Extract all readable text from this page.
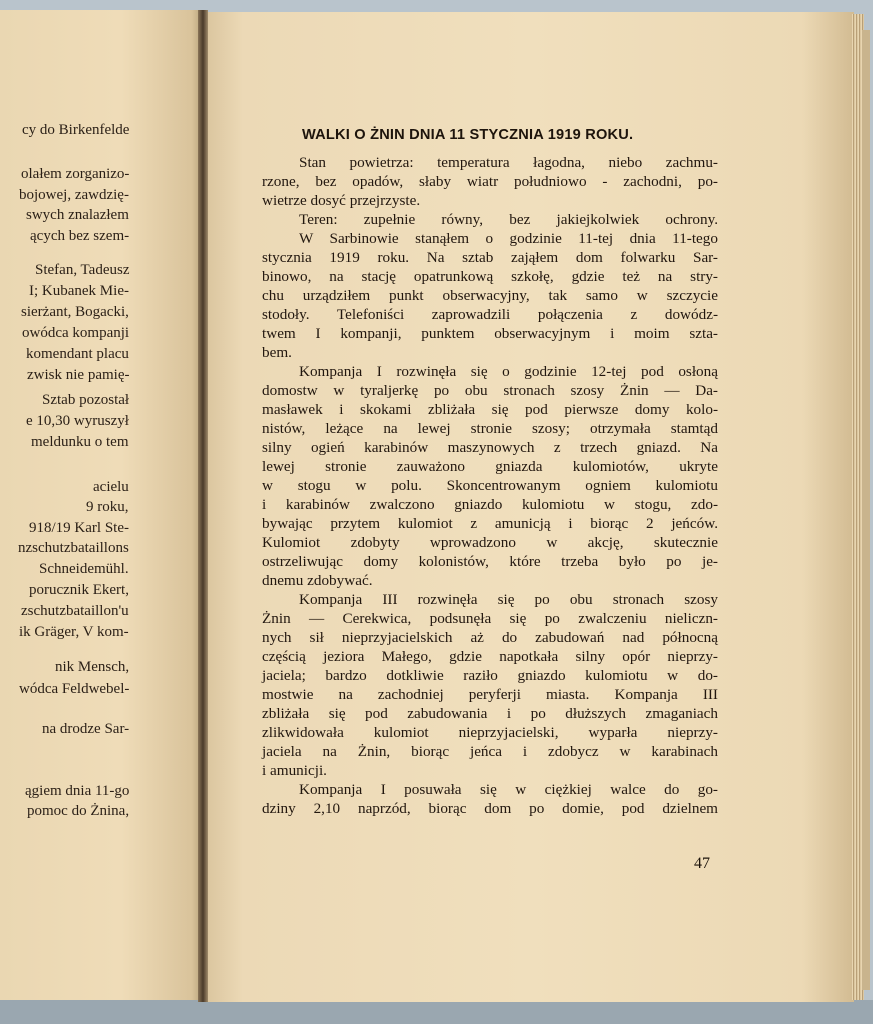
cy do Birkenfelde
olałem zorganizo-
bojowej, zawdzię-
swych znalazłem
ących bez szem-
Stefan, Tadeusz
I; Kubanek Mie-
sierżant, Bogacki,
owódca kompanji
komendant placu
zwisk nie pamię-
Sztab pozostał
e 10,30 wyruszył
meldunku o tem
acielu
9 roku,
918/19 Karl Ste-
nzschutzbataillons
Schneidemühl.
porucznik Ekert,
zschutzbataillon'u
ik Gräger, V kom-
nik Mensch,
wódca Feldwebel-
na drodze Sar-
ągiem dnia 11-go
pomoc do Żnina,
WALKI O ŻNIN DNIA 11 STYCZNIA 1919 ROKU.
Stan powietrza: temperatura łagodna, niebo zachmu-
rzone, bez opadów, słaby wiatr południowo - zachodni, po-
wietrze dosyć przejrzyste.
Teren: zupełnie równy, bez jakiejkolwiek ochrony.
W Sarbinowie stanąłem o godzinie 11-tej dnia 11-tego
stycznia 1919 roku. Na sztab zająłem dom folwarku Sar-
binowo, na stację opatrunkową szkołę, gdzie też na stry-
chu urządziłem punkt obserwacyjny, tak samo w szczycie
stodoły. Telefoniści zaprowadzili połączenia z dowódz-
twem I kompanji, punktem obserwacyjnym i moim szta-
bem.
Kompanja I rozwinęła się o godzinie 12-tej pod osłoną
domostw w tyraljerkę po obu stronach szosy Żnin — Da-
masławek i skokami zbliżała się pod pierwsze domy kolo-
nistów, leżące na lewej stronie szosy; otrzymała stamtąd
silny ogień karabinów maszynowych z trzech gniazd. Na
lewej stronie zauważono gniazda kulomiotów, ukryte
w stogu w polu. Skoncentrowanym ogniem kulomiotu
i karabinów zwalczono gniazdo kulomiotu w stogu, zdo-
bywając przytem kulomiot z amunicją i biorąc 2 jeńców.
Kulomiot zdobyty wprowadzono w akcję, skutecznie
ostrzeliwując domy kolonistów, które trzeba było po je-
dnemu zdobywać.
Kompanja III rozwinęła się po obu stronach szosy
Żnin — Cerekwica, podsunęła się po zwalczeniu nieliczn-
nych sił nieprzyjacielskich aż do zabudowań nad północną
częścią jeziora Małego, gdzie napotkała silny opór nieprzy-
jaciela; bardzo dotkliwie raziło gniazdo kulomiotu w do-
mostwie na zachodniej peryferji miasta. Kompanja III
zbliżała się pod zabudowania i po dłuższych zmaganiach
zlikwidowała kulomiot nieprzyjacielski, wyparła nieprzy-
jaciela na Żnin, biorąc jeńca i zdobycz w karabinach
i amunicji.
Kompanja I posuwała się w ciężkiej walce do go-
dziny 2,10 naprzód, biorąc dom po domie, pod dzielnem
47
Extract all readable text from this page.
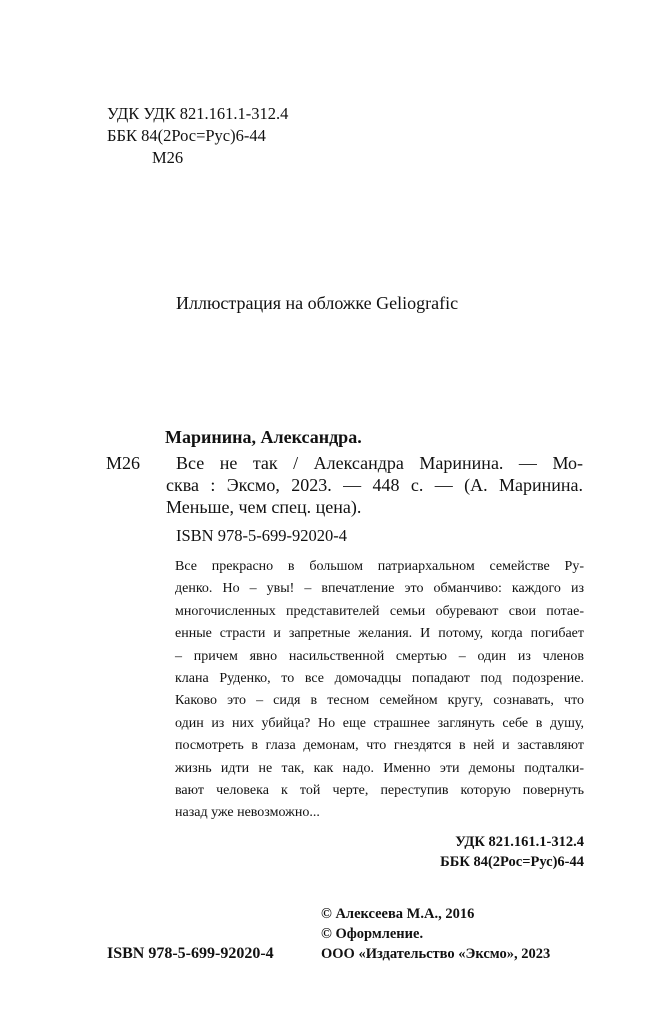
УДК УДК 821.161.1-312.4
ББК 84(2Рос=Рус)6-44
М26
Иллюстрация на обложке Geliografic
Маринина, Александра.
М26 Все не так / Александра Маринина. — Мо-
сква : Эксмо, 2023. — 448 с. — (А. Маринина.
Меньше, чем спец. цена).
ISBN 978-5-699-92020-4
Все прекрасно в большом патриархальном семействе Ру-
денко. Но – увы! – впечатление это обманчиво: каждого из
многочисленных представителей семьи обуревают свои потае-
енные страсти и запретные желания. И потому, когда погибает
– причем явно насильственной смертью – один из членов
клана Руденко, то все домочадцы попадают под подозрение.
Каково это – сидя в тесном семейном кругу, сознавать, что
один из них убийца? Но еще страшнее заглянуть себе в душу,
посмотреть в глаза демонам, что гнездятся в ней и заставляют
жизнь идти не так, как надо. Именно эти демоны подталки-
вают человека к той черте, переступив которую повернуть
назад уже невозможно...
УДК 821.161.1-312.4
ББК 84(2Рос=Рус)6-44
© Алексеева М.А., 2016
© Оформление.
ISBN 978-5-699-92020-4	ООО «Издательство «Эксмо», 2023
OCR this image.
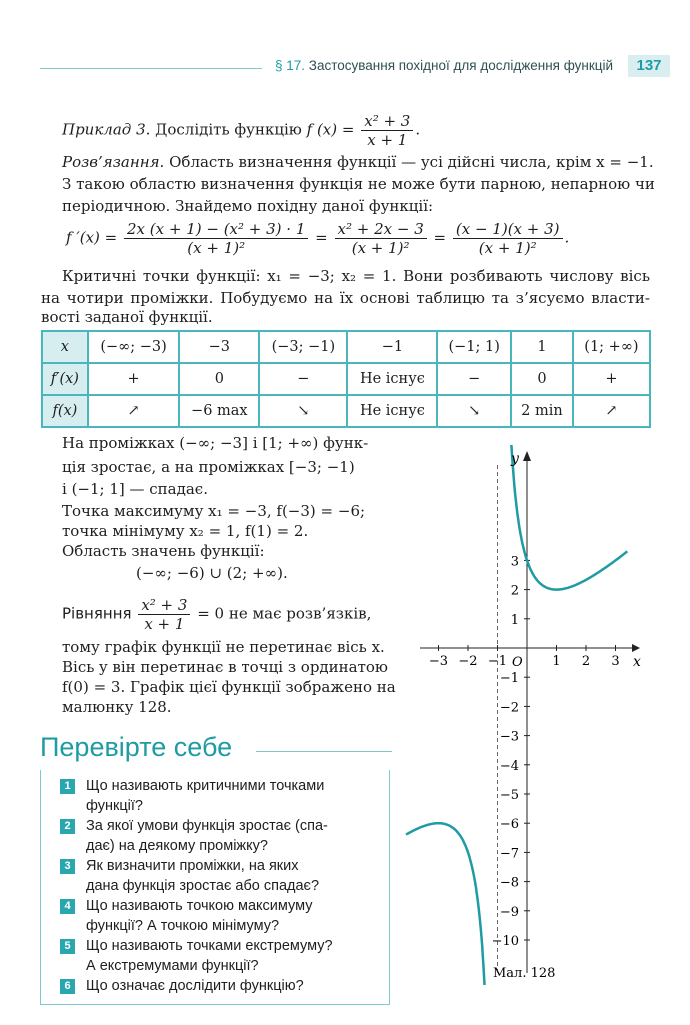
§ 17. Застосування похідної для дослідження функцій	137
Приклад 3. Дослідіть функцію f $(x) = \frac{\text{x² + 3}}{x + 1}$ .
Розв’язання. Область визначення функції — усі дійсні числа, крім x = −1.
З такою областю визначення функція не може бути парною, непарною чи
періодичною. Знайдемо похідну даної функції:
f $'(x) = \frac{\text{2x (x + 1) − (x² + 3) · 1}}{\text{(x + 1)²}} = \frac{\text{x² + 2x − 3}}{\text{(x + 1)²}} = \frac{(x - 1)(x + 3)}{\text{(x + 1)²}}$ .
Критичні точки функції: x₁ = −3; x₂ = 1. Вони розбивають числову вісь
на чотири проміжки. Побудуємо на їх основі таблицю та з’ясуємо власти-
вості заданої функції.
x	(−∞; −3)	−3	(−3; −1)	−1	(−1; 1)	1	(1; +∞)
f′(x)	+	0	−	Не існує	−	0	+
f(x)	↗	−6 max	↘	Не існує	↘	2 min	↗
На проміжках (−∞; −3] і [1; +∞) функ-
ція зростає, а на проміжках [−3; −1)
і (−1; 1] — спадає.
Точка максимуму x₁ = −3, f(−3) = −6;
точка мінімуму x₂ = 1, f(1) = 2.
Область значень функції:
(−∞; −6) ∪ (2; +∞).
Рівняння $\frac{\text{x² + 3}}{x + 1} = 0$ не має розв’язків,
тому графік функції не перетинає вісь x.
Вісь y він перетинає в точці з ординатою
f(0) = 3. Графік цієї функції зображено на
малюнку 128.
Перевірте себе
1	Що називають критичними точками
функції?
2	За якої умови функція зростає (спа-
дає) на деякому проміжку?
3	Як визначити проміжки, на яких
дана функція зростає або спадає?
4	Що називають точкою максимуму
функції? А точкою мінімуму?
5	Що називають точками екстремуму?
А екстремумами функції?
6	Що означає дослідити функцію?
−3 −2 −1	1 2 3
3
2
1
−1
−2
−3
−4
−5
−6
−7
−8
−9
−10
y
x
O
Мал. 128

☆ ☆ ☆

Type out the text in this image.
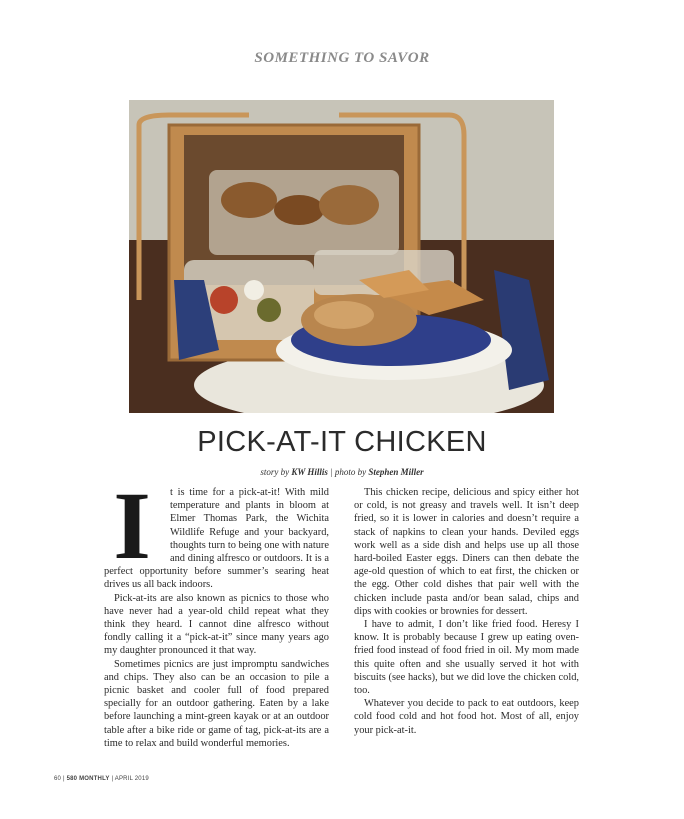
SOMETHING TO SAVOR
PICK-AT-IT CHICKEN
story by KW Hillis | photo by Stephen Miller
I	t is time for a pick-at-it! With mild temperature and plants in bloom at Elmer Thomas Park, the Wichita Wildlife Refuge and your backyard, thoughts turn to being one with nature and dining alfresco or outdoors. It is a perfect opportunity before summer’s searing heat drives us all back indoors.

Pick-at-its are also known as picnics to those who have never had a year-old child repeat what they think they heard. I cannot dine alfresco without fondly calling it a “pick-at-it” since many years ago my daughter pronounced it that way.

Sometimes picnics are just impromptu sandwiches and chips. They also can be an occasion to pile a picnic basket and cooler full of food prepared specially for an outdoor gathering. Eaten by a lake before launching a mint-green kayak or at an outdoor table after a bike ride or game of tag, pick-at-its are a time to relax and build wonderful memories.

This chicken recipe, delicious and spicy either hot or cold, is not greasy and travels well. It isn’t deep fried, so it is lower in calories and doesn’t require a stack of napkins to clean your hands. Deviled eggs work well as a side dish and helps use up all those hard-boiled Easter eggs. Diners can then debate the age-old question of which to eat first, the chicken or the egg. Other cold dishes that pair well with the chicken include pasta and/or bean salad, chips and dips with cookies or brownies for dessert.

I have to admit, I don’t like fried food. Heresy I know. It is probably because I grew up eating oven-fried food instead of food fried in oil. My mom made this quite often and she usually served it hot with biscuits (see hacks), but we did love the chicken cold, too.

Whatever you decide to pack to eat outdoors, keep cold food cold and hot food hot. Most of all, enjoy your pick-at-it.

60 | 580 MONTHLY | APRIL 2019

☆ ☆ ☆

Locate all lines that include the word "себе" and copy them out.

один из них убийца? Но еще страшнее заглянуть себе в душу,
Перевірте себе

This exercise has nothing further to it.